> **Written problem**: Will you give every entry again exactly as it stands?

> **Material for this task**:
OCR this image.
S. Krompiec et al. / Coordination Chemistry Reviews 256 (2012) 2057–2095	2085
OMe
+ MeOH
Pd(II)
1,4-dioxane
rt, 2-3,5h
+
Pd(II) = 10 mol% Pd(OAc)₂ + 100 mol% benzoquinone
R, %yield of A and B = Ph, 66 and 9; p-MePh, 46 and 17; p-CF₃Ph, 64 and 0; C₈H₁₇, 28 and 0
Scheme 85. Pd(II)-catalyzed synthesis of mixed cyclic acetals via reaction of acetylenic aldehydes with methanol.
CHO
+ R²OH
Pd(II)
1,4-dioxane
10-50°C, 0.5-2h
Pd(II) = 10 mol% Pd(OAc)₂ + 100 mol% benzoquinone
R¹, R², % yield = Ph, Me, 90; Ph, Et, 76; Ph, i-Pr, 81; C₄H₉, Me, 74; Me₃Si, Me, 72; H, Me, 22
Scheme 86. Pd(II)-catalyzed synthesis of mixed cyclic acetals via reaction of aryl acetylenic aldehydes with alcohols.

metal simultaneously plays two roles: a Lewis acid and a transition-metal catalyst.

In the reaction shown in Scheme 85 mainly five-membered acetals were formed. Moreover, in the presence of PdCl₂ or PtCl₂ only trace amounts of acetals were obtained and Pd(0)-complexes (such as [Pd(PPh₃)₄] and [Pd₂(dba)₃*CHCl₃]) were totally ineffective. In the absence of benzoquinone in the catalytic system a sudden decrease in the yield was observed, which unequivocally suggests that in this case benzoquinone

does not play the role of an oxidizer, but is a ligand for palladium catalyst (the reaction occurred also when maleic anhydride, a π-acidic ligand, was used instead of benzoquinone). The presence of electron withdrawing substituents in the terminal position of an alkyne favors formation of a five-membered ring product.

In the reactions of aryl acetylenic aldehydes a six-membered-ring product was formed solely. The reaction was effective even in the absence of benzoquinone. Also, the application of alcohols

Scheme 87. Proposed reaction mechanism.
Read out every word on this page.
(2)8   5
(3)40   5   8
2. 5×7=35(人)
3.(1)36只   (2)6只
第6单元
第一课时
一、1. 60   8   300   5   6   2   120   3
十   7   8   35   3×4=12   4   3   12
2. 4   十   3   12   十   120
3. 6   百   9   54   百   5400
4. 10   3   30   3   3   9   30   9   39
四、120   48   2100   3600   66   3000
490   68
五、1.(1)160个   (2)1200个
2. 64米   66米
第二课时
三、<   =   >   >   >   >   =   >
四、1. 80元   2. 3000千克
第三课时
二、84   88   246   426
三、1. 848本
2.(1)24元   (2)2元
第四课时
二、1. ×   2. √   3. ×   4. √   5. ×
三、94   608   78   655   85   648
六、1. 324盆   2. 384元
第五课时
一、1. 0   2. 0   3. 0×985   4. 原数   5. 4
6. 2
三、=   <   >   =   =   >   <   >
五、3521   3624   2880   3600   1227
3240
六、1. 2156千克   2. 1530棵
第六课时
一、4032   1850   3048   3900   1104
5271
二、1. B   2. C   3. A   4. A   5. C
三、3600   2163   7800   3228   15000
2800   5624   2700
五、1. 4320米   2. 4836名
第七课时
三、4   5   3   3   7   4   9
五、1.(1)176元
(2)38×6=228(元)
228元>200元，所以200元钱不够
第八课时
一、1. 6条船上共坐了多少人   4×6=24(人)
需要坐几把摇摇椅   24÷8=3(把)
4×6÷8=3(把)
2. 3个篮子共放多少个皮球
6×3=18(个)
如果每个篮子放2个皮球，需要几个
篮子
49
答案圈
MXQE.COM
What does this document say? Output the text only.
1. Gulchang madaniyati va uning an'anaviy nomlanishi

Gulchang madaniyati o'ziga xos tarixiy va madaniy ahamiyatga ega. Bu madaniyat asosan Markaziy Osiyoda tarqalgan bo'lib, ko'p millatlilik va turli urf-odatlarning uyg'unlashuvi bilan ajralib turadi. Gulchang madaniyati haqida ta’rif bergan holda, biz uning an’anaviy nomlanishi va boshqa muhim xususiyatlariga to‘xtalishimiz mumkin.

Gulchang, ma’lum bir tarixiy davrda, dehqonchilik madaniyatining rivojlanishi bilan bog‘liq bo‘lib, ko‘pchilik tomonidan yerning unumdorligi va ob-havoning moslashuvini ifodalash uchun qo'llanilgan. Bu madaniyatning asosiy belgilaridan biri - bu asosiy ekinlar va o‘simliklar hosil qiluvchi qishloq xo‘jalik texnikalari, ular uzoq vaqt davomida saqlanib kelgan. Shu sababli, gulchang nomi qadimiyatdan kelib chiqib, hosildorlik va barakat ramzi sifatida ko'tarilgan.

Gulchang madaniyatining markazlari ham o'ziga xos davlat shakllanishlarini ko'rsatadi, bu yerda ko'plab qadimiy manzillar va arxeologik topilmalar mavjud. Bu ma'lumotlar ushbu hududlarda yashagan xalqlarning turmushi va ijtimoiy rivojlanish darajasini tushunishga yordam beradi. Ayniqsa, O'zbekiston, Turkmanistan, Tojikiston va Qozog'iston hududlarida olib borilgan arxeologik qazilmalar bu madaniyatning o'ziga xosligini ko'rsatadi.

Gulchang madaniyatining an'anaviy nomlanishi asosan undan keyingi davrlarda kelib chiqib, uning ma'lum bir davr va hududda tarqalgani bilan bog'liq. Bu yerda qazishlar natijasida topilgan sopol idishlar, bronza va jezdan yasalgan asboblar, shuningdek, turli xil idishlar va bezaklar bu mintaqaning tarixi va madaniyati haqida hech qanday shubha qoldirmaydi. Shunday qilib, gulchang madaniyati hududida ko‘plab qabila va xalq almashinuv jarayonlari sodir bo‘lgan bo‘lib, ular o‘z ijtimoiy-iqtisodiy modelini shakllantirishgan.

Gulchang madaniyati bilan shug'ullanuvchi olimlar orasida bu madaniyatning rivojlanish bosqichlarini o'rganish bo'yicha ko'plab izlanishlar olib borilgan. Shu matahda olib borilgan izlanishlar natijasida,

> **Finished exercise**:
OCR this image.
S. Krompiec et al. / Coordination Chemistry Reviews 256 (2012) 2057–2095	2085
OMe
+ MeOH
Pd(II)
1,4-dioxane
rt, 2-3,5h
+
Pd(II) = 10 mol% Pd(OAc)₂ + 100 mol% benzoquinone
R, %yield of A and B = Ph, 66 and 9; p-MePh, 46 and 17; p-CF₃Ph, 64 and 0; C₈H₁₇, 28 and 0
Scheme 85. Pd(II)-catalyzed synthesis of mixed cyclic acetals via reaction of acetylenic aldehydes with methanol.
CHO
+ R²OH
Pd(II)
1,4-dioxane
10-50°C, 0.5-2h
Pd(II) = 10 mol% Pd(OAc)₂ + 100 mol% benzoquinone
R¹, R², % yield = Ph, Me, 90; Ph, Et, 76; Ph, i-Pr, 81; C₄H₉, Me, 74; Me₃Si, Me, 72; H, Me, 22
Scheme 86. Pd(II)-catalyzed synthesis of mixed cyclic acetals via reaction of aryl acetylenic aldehydes with alcohols.

metal simultaneously plays two roles: a Lewis acid and a transition-metal catalyst.

In the reaction shown in Scheme 85 mainly five-membered acetals were formed. Moreover, in the presence of PdCl₂ or PtCl₂ only trace amounts of acetals were obtained and Pd(0)-complexes (such as [Pd(PPh₃)₄] and [Pd₂(dba)₃*CHCl₃]) were totally ineffective. In the absence of benzoquinone in the catalytic system a sudden decrease in the yield was observed, which unequivocally suggests that in this case benzoquinone

does not play the role of an oxidizer, but is a ligand for palladium catalyst (the reaction occurred also when maleic anhydride, a π-acidic ligand, was used instead of benzoquinone). The presence of electron withdrawing substituents in the terminal position of an alkyne favors formation of a five-membered ring product.

In the reactions of aryl acetylenic aldehydes a six-membered-ring product was formed solely. The reaction was effective even in the absence of benzoquinone. Also, the application of alcohols

Scheme 87. Proposed reaction mechanism.
Read out every word on this page.
(2)8   5
(3)40   5   8
2. 5×7=35(人)
3.(1)36只   (2)6只
第6单元
第一课时
一、1. 60   8   300   5   6   2   120   3
十   7   8   35   3×4=12   4   3   12
2. 4   十   3   12   十   120
3. 6   百   9   54   百   5400
4. 10   3   30   3   3   9   30   9   39
四、120   48   2100   3600   66   3000
490   68
五、1.(1)160个   (2)1200个
2. 64米   66米
第二课时
三、<   =   >   >   >   >   =   >
四、1. 80元   2. 3000千克
第三课时
二、84   88   246   426
三、1. 848本
2.(1)24元   (2)2元
第四课时
二、1. ×   2. √   3. ×   4. √   5. ×
三、94   608   78   655   85   648
六、1. 324盆   2. 384元
第五课时
一、1. 0   2. 0   3. 0×985   4. 原数   5. 4
6. 2
三、=   <   >   =   =   >   <   >
五、3521   3624   2880   3600   1227
3240
六、1. 2156千克   2. 1530棵
第六课时
一、4032   1850   3048   3900   1104
5271
二、1. B   2. C   3. A   4. A   5. C
三、3600   2163   7800   3228   15000
2800   5624   2700
五、1. 4320米   2. 4836名
第七课时
三、4   5   3   3   7   4   9
五、1.(1)176元
(2)38×6=228(元)
228元>200元，所以200元钱不够
第八课时
一、1. 6条船上共坐了多少人   4×6=24(人)
需要坐几把摇摇椅   24÷8=3(把)
4×6÷8=3(把)
2. 3个篮子共放多少个皮球
6×3=18(个)
如果每个篮子放2个皮球，需要几个
篮子
49
答案圈
MXQE.COM
What does this document say? Output the text only.
1. Gulchang madaniyati va uning an'anaviy nomlanishi

Gulchang madaniyati o'ziga xos tarixiy va madaniy ahamiyatga ega. Bu madaniyat asosan Markaziy Osiyoda tarqalgan bo'lib, ko'p millatlilik va turli urf-odatlarning uyg'unlashuvi bilan ajralib turadi. Gulchang madaniyati haqida ta’rif bergan holda, biz uning an’anaviy nomlanishi va boshqa muhim xususiyatlariga to‘xtalishimiz mumkin.

Gulchang, ma’lum bir tarixiy davrda, dehqonchilik madaniyatining rivojlanishi bilan bog‘liq bo‘lib, ko‘pchilik tomonidan yerning unumdorligi va ob-havoning moslashuvini ifodalash uchun qo'llanilgan. Bu madaniyatning asosiy belgilaridan biri - bu asosiy ekinlar va o‘simliklar hosil qiluvchi qishloq xo‘jalik texnikalari, ular uzoq vaqt davomida saqlanib kelgan. Shu sababli, gulchang nomi qadimiyatdan kelib chiqib, hosildorlik va barakat ramzi sifatida ko'tarilgan.

Gulchang madaniyatining markazlari ham o'ziga xos davlat shakllanishlarini ko'rsatadi, bu yerda ko'plab qadimiy manzillar va arxeologik topilmalar mavjud. Bu ma'lumotlar ushbu hududlarda yashagan xalqlarning turmushi va ijtimoiy rivojlanish darajasini tushunishga yordam beradi. Ayniqsa, O'zbekiston, Turkmanistan, Tojikiston va Qozog'iston hududlarida olib borilgan arxeologik qazilmalar bu madaniyatning o'ziga xosligini ko'rsatadi.

Gulchang madaniyatining an'anaviy nomlanishi asosan undan keyingi davrlarda kelib chiqib, uning ma'lum bir davr va hududda tarqalgani bilan bog'liq. Bu yerda qazishlar natijasida topilgan sopol idishlar, bronza va jezdan yasalgan asboblar, shuningdek, turli xil idishlar va bezaklar bu mintaqaning tarixi va madaniyati haqida hech qanday shubha qoldirmaydi. Shunday qilib, gulchang madaniyati hududida ko‘plab qabila va xalq almashinuv jarayonlari sodir bo‘lgan bo‘lib, ular o‘z ijtimoiy-iqtisodiy modelini shakllantirishgan.

Gulchang madaniyati bilan shug'ullanuvchi olimlar orasida bu madaniyatning rivojlanish bosqichlarini o'rganish bo'yicha ko'plab izlanishlar olib borilgan. Shu matahda olib borilgan izlanishlar natijasida,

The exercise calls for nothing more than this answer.